===== Excerpted records =====

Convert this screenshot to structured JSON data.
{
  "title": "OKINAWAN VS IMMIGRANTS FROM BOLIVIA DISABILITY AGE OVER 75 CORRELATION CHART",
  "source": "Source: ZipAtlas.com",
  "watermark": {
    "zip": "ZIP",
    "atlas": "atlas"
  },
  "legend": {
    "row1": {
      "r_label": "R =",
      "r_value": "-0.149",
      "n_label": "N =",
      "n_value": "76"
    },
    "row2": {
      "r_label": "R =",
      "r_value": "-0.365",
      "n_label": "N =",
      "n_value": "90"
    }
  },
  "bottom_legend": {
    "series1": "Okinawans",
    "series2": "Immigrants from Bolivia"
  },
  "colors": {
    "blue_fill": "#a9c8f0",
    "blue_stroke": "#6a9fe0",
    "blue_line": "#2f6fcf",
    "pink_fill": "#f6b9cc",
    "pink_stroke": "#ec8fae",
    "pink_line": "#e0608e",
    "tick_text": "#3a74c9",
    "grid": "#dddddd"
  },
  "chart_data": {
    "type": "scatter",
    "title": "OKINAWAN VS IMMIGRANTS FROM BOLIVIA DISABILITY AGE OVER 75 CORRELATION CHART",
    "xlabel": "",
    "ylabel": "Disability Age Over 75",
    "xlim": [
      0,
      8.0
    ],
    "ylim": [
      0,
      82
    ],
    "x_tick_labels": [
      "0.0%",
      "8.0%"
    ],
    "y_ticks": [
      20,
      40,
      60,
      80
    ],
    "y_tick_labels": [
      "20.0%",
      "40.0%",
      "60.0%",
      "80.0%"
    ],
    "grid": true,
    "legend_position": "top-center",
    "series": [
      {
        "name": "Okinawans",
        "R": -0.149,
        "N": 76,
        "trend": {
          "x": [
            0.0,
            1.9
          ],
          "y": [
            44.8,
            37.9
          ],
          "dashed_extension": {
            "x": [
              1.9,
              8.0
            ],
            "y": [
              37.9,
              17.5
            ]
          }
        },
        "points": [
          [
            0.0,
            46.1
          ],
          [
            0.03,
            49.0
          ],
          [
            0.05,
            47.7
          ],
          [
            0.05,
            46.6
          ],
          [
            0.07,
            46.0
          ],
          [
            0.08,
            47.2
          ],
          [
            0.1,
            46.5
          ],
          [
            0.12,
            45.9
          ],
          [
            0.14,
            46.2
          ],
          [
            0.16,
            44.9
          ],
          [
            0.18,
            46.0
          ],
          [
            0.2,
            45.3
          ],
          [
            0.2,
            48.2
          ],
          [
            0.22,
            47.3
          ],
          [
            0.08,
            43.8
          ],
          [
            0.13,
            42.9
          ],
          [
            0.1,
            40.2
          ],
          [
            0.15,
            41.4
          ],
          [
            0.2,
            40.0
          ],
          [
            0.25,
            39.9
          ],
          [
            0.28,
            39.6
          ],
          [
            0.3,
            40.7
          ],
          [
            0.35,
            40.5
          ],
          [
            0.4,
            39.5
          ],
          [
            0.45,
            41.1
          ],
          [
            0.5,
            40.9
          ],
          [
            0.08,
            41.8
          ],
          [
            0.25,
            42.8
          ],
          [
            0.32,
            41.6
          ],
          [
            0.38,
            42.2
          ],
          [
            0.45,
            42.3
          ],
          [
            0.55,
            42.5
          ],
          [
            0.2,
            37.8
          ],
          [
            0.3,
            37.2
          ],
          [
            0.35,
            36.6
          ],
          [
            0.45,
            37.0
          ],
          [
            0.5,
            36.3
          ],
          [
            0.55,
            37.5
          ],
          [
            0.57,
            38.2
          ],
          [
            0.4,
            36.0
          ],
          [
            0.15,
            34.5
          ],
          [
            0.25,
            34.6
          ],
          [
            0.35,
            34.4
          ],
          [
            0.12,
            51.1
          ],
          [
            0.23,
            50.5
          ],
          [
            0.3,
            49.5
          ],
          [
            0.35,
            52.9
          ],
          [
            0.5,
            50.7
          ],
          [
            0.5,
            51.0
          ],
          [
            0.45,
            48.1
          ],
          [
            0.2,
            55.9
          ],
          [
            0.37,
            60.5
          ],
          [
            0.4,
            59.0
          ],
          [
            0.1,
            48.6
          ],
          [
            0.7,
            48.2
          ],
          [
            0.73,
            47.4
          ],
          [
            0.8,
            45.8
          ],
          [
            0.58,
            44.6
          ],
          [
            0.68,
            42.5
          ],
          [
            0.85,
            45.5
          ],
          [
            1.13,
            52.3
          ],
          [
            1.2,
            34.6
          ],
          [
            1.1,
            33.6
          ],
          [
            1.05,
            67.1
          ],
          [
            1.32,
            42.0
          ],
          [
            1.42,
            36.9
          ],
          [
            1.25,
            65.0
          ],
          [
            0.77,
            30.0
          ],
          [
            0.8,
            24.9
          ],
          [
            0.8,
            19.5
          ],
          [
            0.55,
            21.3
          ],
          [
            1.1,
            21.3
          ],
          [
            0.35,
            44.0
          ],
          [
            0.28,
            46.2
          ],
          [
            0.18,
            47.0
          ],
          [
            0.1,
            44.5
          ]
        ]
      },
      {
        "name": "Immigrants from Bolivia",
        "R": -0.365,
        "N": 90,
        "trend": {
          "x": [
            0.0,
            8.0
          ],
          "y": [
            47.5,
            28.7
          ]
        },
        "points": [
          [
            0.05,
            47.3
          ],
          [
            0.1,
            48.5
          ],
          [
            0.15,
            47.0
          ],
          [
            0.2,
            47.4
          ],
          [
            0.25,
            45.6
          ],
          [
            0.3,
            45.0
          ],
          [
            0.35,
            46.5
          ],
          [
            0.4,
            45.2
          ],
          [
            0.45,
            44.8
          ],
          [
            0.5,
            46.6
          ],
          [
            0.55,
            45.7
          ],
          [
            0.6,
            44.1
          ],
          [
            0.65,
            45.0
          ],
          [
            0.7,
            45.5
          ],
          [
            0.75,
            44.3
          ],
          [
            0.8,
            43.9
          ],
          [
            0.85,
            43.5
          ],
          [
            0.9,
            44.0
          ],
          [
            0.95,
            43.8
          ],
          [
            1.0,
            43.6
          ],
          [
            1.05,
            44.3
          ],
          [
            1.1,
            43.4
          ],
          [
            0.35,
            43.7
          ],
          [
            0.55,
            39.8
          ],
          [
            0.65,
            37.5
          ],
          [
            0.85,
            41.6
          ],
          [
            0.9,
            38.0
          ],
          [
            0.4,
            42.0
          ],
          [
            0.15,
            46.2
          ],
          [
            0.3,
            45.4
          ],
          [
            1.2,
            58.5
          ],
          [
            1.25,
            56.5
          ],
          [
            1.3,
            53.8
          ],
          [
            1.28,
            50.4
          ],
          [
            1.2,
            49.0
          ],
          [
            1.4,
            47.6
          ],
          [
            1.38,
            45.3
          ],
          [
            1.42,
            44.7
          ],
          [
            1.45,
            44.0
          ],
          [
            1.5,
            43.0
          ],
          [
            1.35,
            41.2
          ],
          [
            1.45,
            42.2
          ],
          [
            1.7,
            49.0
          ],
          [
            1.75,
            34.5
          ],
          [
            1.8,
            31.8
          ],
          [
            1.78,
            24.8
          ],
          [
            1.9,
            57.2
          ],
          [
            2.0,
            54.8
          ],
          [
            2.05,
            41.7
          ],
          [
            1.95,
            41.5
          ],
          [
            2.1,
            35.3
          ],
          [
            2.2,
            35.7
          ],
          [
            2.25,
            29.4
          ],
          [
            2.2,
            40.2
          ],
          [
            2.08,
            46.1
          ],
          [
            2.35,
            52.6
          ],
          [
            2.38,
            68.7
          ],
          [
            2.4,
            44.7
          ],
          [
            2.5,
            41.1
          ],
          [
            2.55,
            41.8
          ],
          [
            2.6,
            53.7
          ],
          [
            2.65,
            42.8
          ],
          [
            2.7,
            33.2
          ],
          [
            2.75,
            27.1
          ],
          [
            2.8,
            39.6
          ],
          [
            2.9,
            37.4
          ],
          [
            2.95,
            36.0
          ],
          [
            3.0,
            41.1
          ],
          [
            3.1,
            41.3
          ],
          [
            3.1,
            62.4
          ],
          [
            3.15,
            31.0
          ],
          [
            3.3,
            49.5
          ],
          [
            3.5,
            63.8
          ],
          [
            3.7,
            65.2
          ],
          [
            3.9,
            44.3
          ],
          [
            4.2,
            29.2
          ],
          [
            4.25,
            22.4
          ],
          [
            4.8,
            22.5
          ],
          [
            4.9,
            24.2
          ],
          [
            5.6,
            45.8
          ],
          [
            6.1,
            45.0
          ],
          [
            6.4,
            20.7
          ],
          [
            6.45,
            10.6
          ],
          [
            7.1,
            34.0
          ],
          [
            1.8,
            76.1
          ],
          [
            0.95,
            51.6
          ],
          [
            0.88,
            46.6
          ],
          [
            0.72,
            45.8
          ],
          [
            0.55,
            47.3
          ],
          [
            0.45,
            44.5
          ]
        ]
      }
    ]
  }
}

=====

Task to carry out
Search the material above for "title". Pull out each line where it shows up.

Exercise solution
  "title": "OKINAWAN VS IMMIGRANTS FROM BOLIVIA DISABILITY AGE OVER 75 CORRELATION CHART",
    "title": "OKINAWAN VS IMMIGRANTS FROM BOLIVIA DISABILITY AGE OVER 75 CORRELATION CHART",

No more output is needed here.